┌──

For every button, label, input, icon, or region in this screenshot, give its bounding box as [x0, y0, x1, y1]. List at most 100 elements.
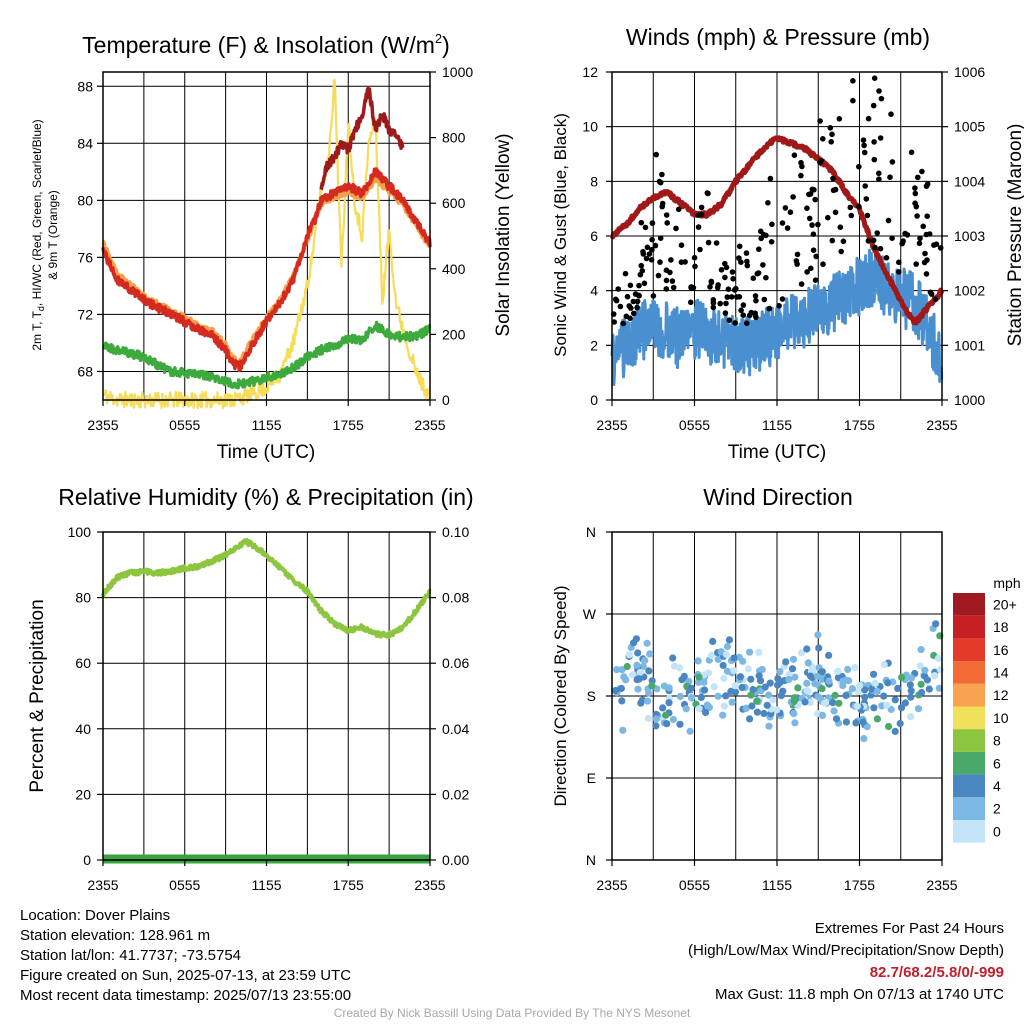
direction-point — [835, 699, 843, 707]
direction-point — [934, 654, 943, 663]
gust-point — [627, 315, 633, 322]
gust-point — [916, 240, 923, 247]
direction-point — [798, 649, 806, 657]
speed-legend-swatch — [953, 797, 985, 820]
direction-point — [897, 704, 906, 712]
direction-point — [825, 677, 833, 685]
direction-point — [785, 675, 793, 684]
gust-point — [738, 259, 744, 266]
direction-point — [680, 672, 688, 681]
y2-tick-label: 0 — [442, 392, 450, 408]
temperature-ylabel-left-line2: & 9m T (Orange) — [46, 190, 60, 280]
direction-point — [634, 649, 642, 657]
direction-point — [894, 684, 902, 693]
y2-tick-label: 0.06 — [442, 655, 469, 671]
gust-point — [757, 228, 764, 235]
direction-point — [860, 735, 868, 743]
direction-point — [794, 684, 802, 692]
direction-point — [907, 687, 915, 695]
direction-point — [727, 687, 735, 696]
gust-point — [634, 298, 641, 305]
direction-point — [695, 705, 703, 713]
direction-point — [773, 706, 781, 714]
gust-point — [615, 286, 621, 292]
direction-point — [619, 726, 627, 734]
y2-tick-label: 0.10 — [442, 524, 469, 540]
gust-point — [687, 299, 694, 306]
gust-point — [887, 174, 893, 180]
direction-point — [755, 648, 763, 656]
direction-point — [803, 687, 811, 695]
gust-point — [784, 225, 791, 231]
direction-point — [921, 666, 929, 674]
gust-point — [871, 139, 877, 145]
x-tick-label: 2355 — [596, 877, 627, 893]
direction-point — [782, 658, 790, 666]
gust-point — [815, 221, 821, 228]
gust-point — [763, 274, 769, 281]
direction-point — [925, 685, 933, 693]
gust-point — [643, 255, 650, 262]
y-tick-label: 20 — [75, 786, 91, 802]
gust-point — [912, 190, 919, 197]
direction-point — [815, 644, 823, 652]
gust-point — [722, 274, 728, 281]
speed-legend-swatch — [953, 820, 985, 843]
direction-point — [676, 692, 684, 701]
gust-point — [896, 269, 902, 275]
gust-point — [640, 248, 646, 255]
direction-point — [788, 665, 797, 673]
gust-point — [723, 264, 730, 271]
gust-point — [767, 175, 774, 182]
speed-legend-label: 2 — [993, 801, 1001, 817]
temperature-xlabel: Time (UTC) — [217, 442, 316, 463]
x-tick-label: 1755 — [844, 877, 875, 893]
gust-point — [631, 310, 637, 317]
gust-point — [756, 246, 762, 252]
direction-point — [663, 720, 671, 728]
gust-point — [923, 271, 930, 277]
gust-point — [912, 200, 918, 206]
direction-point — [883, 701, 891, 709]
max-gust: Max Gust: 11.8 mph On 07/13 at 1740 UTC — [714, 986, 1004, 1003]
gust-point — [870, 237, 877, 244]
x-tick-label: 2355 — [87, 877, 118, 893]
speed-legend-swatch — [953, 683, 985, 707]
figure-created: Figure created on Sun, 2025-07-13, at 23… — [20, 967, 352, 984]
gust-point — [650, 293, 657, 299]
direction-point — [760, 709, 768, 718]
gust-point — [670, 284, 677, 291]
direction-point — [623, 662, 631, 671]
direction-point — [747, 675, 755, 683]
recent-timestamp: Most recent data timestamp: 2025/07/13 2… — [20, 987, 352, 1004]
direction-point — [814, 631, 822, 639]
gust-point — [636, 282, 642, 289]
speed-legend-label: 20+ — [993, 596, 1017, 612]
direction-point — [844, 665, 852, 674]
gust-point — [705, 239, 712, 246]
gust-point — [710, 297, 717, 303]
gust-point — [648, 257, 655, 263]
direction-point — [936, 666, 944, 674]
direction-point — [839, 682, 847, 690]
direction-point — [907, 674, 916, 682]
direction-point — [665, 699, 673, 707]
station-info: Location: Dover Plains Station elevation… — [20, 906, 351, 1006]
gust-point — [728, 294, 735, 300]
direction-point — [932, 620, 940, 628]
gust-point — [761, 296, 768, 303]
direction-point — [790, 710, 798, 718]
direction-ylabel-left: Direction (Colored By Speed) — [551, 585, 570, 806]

└──

### Task to carry out
Please copy every row above word for word, and leave the pictures out of your answer.

### Response
For every button, label, input, icon, or region in this screenshot, give its bounding box as [x0, y0, x1, y1]. List at most 100 elements.
direction-point — [835, 699, 843, 707]
direction-point — [934, 654, 943, 663]
gust-point — [627, 315, 633, 322]
gust-point — [916, 240, 923, 247]
direction-point — [798, 649, 806, 657]
speed-legend-swatch — [953, 797, 985, 820]
direction-point — [897, 704, 906, 712]
direction-point — [825, 677, 833, 685]
direction-point — [785, 675, 793, 684]
gust-point — [738, 259, 744, 266]
direction-point — [680, 672, 688, 681]
y2-tick-label: 0 — [442, 392, 450, 408]
temperature-ylabel-left-line2: & 9m T (Orange) — [46, 190, 60, 280]
direction-point — [634, 649, 642, 657]
direction-point — [894, 684, 902, 693]
y2-tick-label: 0.06 — [442, 655, 469, 671]
gust-point — [757, 228, 764, 235]
direction-point — [860, 735, 868, 743]
direction-point — [794, 684, 802, 692]
direction-point — [907, 687, 915, 695]
direction-point — [727, 687, 735, 696]
gust-point — [634, 298, 641, 305]
direction-point — [695, 705, 703, 713]
direction-point — [773, 706, 781, 714]
gust-point — [615, 286, 621, 292]
direction-point — [619, 726, 627, 734]
y2-tick-label: 0.10 — [442, 524, 469, 540]
gust-point — [687, 299, 694, 306]
gust-point — [887, 174, 893, 180]
direction-point — [755, 648, 763, 656]
direction-point — [803, 687, 811, 695]
gust-point — [784, 225, 791, 231]
direction-point — [921, 666, 929, 674]
gust-point — [871, 139, 877, 145]
x-tick-label: 2355 — [596, 877, 627, 893]
direction-point — [782, 658, 790, 666]
gust-point — [815, 221, 821, 228]
gust-point — [763, 274, 769, 281]
direction-point — [925, 685, 933, 693]
gust-point — [643, 255, 650, 262]
y-tick-label: 20 — [75, 786, 91, 802]
gust-point — [912, 190, 919, 197]
direction-point — [815, 644, 823, 652]
gust-point — [722, 274, 728, 281]
speed-legend-swatch — [953, 820, 985, 843]
direction-point — [676, 692, 684, 701]
gust-point — [896, 269, 902, 275]
gust-point — [640, 248, 646, 255]
direction-point — [788, 665, 797, 673]
gust-point — [723, 264, 730, 271]
gust-point — [767, 175, 774, 182]
speed-legend-label: 2 — [993, 801, 1001, 817]
temperature-xlabel: Time (UTC) — [217, 442, 316, 463]
x-tick-label: 1755 — [844, 877, 875, 893]
gust-point — [631, 310, 637, 317]
gust-point — [756, 246, 762, 252]
direction-point — [663, 720, 671, 728]
gust-point — [923, 271, 930, 277]
gust-point — [912, 200, 918, 206]
direction-point — [883, 701, 891, 709]
max-gust: Max Gust: 11.8 mph On 07/13 at 1740 UTC — [714, 986, 1004, 1003]
gust-point — [870, 237, 877, 244]
x-tick-label: 2355 — [87, 877, 118, 893]
speed-legend-swatch — [953, 683, 985, 707]
figure-created: Figure created on Sun, 2025-07-13, at 23… — [20, 967, 352, 984]
gust-point — [650, 293, 657, 299]
direction-point — [760, 709, 768, 718]
gust-point — [670, 284, 677, 291]
direction-point — [623, 662, 631, 671]
direction-point — [747, 675, 755, 683]
recent-timestamp: Most recent data timestamp: 2025/07/13 2… — [20, 987, 352, 1004]
direction-point — [814, 631, 822, 639]
gust-point — [636, 282, 642, 289]
speed-legend-label: 20+ — [993, 596, 1017, 612]
direction-point — [844, 665, 852, 674]
gust-point — [705, 239, 712, 246]
gust-point — [710, 297, 717, 303]
gust-point — [648, 257, 655, 263]
direction-point — [936, 666, 944, 674]
direction-point — [839, 682, 847, 690]
direction-point — [907, 674, 916, 682]
direction-point — [665, 699, 673, 707]
station-info: Location: Dover Plains Station elevation… — [20, 906, 351, 1006]
gust-point — [728, 294, 735, 300]
direction-point — [932, 620, 940, 628]
gust-point — [761, 296, 768, 303]
direction-point — [790, 710, 798, 718]
direction-ylabel-left: Direction (Colored By Speed) — [551, 585, 570, 806]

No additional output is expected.